### PROVIDED INFORMATION ###
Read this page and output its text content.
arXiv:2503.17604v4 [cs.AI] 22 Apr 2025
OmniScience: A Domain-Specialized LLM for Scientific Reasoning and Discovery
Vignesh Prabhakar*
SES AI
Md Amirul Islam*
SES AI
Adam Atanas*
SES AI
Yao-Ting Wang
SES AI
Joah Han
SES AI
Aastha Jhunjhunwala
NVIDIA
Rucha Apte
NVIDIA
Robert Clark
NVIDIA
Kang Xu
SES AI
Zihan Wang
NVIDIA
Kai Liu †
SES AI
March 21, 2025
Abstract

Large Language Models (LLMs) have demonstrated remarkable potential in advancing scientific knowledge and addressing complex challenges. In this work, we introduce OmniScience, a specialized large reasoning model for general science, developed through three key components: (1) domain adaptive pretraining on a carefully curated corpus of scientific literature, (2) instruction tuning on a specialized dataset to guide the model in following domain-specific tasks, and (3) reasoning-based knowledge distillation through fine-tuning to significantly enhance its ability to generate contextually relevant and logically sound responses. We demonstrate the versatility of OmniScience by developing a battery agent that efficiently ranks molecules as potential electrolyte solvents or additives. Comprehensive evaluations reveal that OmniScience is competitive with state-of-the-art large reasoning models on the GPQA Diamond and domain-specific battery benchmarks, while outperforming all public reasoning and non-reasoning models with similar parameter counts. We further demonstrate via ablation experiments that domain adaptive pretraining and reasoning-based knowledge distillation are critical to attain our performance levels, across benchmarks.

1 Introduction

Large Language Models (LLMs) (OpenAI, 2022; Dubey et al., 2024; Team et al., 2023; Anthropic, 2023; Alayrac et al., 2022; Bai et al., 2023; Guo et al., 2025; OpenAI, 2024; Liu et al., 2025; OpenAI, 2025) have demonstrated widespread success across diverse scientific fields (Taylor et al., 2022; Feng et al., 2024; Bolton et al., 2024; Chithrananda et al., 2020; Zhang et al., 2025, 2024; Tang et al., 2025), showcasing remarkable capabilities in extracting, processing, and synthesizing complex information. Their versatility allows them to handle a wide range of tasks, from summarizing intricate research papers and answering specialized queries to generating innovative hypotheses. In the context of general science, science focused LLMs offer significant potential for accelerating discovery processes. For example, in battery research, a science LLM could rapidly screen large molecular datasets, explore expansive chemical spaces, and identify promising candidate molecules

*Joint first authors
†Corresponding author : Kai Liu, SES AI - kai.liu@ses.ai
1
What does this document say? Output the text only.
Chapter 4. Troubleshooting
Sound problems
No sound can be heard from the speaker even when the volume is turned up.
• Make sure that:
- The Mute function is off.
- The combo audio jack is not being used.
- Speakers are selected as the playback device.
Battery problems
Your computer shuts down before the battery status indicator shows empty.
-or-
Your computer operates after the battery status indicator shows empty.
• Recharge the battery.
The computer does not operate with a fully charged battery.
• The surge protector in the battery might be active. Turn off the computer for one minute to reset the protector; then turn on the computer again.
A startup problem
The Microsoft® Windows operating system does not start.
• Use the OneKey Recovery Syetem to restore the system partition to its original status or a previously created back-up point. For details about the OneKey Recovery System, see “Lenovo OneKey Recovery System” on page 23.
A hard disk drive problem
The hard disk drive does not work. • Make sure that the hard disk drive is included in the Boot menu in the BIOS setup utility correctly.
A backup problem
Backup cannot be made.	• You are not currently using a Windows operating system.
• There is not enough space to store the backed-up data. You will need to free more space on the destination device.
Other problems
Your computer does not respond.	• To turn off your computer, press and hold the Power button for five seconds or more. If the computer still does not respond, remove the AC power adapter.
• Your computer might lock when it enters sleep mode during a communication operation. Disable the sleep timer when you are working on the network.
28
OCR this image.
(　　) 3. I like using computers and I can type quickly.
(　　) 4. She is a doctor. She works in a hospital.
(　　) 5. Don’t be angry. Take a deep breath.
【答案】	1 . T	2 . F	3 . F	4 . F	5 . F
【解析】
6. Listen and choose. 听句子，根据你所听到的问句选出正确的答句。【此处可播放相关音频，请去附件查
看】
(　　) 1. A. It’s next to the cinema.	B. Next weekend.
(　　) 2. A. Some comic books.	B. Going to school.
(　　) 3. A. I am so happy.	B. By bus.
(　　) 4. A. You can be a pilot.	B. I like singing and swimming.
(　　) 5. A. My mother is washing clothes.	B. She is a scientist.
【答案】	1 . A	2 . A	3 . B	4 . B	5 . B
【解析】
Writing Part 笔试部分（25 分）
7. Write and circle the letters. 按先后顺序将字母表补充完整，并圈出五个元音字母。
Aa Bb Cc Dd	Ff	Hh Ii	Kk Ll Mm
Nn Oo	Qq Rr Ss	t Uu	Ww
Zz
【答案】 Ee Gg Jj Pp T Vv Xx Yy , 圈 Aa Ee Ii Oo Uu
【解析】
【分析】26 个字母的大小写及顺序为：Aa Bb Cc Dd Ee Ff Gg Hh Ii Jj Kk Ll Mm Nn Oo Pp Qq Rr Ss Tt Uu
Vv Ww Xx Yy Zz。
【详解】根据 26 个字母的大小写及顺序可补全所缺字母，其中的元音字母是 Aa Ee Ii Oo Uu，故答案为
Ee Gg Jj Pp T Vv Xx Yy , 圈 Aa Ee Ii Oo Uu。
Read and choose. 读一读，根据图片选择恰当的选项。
###
Provide all the records again, word for word.

> **RESPONSE TO THE TASK**:
Read this page and output its text content.
arXiv:2503.17604v4 [cs.AI] 22 Apr 2025
OmniScience: A Domain-Specialized LLM for Scientific Reasoning and Discovery
Vignesh Prabhakar*
SES AI
Md Amirul Islam*
SES AI
Adam Atanas*
SES AI
Yao-Ting Wang
SES AI
Joah Han
SES AI
Aastha Jhunjhunwala
NVIDIA
Rucha Apte
NVIDIA
Robert Clark
NVIDIA
Kang Xu
SES AI
Zihan Wang
NVIDIA
Kai Liu †
SES AI
March 21, 2025
Abstract

Large Language Models (LLMs) have demonstrated remarkable potential in advancing scientific knowledge and addressing complex challenges. In this work, we introduce OmniScience, a specialized large reasoning model for general science, developed through three key components: (1) domain adaptive pretraining on a carefully curated corpus of scientific literature, (2) instruction tuning on a specialized dataset to guide the model in following domain-specific tasks, and (3) reasoning-based knowledge distillation through fine-tuning to significantly enhance its ability to generate contextually relevant and logically sound responses. We demonstrate the versatility of OmniScience by developing a battery agent that efficiently ranks molecules as potential electrolyte solvents or additives. Comprehensive evaluations reveal that OmniScience is competitive with state-of-the-art large reasoning models on the GPQA Diamond and domain-specific battery benchmarks, while outperforming all public reasoning and non-reasoning models with similar parameter counts. We further demonstrate via ablation experiments that domain adaptive pretraining and reasoning-based knowledge distillation are critical to attain our performance levels, across benchmarks.

1 Introduction

Large Language Models (LLMs) (OpenAI, 2022; Dubey et al., 2024; Team et al., 2023; Anthropic, 2023; Alayrac et al., 2022; Bai et al., 2023; Guo et al., 2025; OpenAI, 2024; Liu et al., 2025; OpenAI, 2025) have demonstrated widespread success across diverse scientific fields (Taylor et al., 2022; Feng et al., 2024; Bolton et al., 2024; Chithrananda et al., 2020; Zhang et al., 2025, 2024; Tang et al., 2025), showcasing remarkable capabilities in extracting, processing, and synthesizing complex information. Their versatility allows them to handle a wide range of tasks, from summarizing intricate research papers and answering specialized queries to generating innovative hypotheses. In the context of general science, science focused LLMs offer significant potential for accelerating discovery processes. For example, in battery research, a science LLM could rapidly screen large molecular datasets, explore expansive chemical spaces, and identify promising candidate molecules

*Joint first authors
†Corresponding author : Kai Liu, SES AI - kai.liu@ses.ai
1
What does this document say? Output the text only.
Chapter 4. Troubleshooting
Sound problems
No sound can be heard from the speaker even when the volume is turned up.
• Make sure that:
- The Mute function is off.
- The combo audio jack is not being used.
- Speakers are selected as the playback device.
Battery problems
Your computer shuts down before the battery status indicator shows empty.
-or-
Your computer operates after the battery status indicator shows empty.
• Recharge the battery.
The computer does not operate with a fully charged battery.
• The surge protector in the battery might be active. Turn off the computer for one minute to reset the protector; then turn on the computer again.
A startup problem
The Microsoft® Windows operating system does not start.
• Use the OneKey Recovery Syetem to restore the system partition to its original status or a previously created back-up point. For details about the OneKey Recovery System, see “Lenovo OneKey Recovery System” on page 23.
A hard disk drive problem
The hard disk drive does not work. • Make sure that the hard disk drive is included in the Boot menu in the BIOS setup utility correctly.
A backup problem
Backup cannot be made.	• You are not currently using a Windows operating system.
• There is not enough space to store the backed-up data. You will need to free more space on the destination device.
Other problems
Your computer does not respond.	• To turn off your computer, press and hold the Power button for five seconds or more. If the computer still does not respond, remove the AC power adapter.
• Your computer might lock when it enters sleep mode during a communication operation. Disable the sleep timer when you are working on the network.
28
OCR this image.
(　　) 3. I like using computers and I can type quickly.
(　　) 4. She is a doctor. She works in a hospital.
(　　) 5. Don’t be angry. Take a deep breath.
【答案】	1 . T	2 . F	3 . F	4 . F	5 . F
【解析】
6. Listen and choose. 听句子，根据你所听到的问句选出正确的答句。【此处可播放相关音频，请去附件查
看】
(　　) 1. A. It’s next to the cinema.	B. Next weekend.
(　　) 2. A. Some comic books.	B. Going to school.
(　　) 3. A. I am so happy.	B. By bus.
(　　) 4. A. You can be a pilot.	B. I like singing and swimming.
(　　) 5. A. My mother is washing clothes.	B. She is a scientist.
【答案】	1 . A	2 . A	3 . B	4 . B	5 . B
【解析】
Writing Part 笔试部分（25 分）
7. Write and circle the letters. 按先后顺序将字母表补充完整，并圈出五个元音字母。
Aa Bb Cc Dd	Ff	Hh Ii	Kk Ll Mm
Nn Oo	Qq Rr Ss	t Uu	Ww
Zz
【答案】 Ee Gg Jj Pp T Vv Xx Yy , 圈 Aa Ee Ii Oo Uu
【解析】
【分析】26 个字母的大小写及顺序为：Aa Bb Cc Dd Ee Ff Gg Hh Ii Jj Kk Ll Mm Nn Oo Pp Qq Rr Ss Tt Uu
Vv Ww Xx Yy Zz。
【详解】根据 26 个字母的大小写及顺序可补全所缺字母，其中的元音字母是 Aa Ee Ii Oo Uu，故答案为
Ee Gg Jj Pp T Vv Xx Yy , 圈 Aa Ee Ii Oo Uu。
Read and choose. 读一读，根据图片选择恰当的选项。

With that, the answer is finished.